[Begin]
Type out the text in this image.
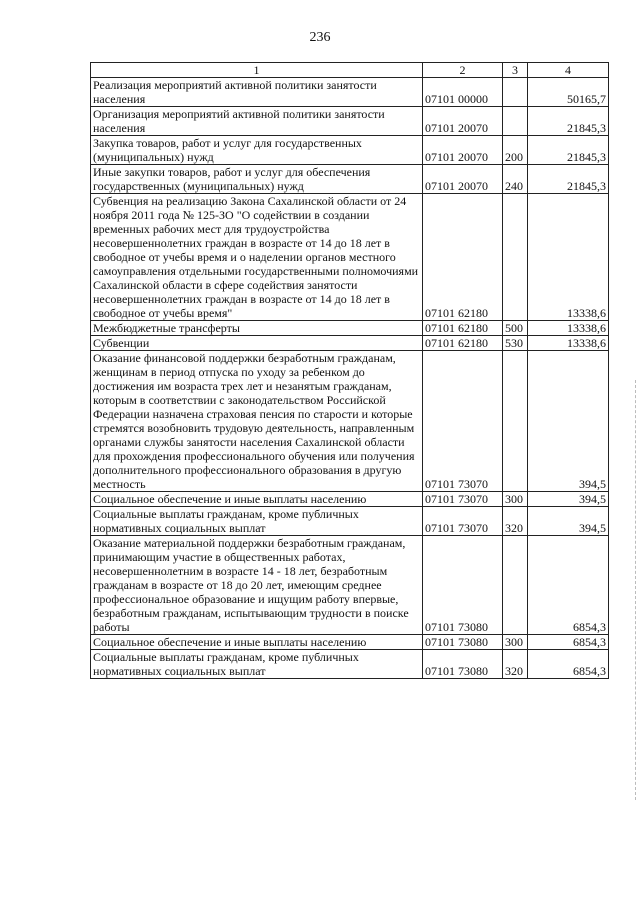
236
1	2	3	4
Реализация мероприятий активной политики занятости населения	07101 00000		50165,7
Организация мероприятий активной политики занятости населения	07101 20070		21845,3
Закупка товаров, работ и услуг для государственных (муниципальных) нужд	07101 20070	200	21845,3
Иные закупки товаров, работ и услуг для обеспечения государственных (муниципальных) нужд	07101 20070	240	21845,3
Субвенция на реализацию Закона Сахалинской области от 24 ноября 2011 года № 125-ЗО "О содействии в создании временных рабочих мест для трудоустройства несовершеннолетних граждан в возрасте от 14 до 18 лет в свободное от учебы время и о наделении органов местного самоуправления отдельными государственными полномочиями Сахалинской области в сфере содействия занятости несовершеннолетних граждан в возрасте от 14 до 18 лет в свободное от учебы время"	07101 62180		13338,6
Межбюджетные трансферты	07101 62180	500	13338,6
Субвенции	07101 62180	530	13338,6
Оказание финансовой поддержки безработным гражданам, женщинам в период отпуска по уходу за ребенком до достижения им возраста трех лет и незанятым гражданам, которым в соответствии с законодательством Российской Федерации назначена страховая пенсия по старости и которые стремятся возобновить трудовую деятельность, направленным органами службы занятости населения Сахалинской области для прохождения профессионального обучения или получения дополнительного профессионального образования в другую местность	07101 73070		394,5
Социальное обеспечение и иные выплаты населению	07101 73070	300	394,5
Социальные выплаты гражданам, кроме публичных нормативных социальных выплат	07101 73070	320	394,5
Оказание материальной поддержки безработным гражданам, принимающим участие в общественных работах, несовершеннолетним в возрасте 14 - 18 лет, безработным гражданам в возрасте от 18 до 20 лет, имеющим среднее профессиональное образование и ищущим работу впервые, безработным гражданам, испытывающим трудности в поиске работы	07101 73080		6854,3
Социальное обеспечение и иные выплаты населению	07101 73080	300	6854,3
Социальные выплаты гражданам, кроме публичных нормативных социальных выплат	07101 73080	320	6854,3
[End]
[What is asked] Quote the material in full and exactly; do not carry over its pictures.

[Solution to the exercise]
Type out the text in this image.
236
1	2	3	4
Реализация мероприятий активной политики занятости населения	07101 00000		50165,7
Организация мероприятий активной политики занятости населения	07101 20070		21845,3
Закупка товаров, работ и услуг для государственных (муниципальных) нужд	07101 20070	200	21845,3
Иные закупки товаров, работ и услуг для обеспечения государственных (муниципальных) нужд	07101 20070	240	21845,3
Субвенция на реализацию Закона Сахалинской области от 24 ноября 2011 года № 125-ЗО "О содействии в создании временных рабочих мест для трудоустройства несовершеннолетних граждан в возрасте от 14 до 18 лет в свободное от учебы время и о наделении органов местного самоуправления отдельными государственными полномочиями Сахалинской области в сфере содействия занятости несовершеннолетних граждан в возрасте от 14 до 18 лет в свободное от учебы время"	07101 62180		13338,6
Межбюджетные трансферты	07101 62180	500	13338,6
Субвенции	07101 62180	530	13338,6
Оказание финансовой поддержки безработным гражданам, женщинам в период отпуска по уходу за ребенком до достижения им возраста трех лет и незанятым гражданам, которым в соответствии с законодательством Российской Федерации назначена страховая пенсия по старости и которые стремятся возобновить трудовую деятельность, направленным органами службы занятости населения Сахалинской области для прохождения профессионального обучения или получения дополнительного профессионального образования в другую местность	07101 73070		394,5
Социальное обеспечение и иные выплаты населению	07101 73070	300	394,5
Социальные выплаты гражданам, кроме публичных нормативных социальных выплат	07101 73070	320	394,5
Оказание материальной поддержки безработным гражданам, принимающим участие в общественных работах, несовершеннолетним в возрасте 14 - 18 лет, безработным гражданам в возрасте от 18 до 20 лет, имеющим среднее профессиональное образование и ищущим работу впервые, безработным гражданам, испытывающим трудности в поиске работы	07101 73080		6854,3
Социальное обеспечение и иные выплаты населению	07101 73080	300	6854,3
Социальные выплаты гражданам, кроме публичных нормативных социальных выплат	07101 73080	320	6854,3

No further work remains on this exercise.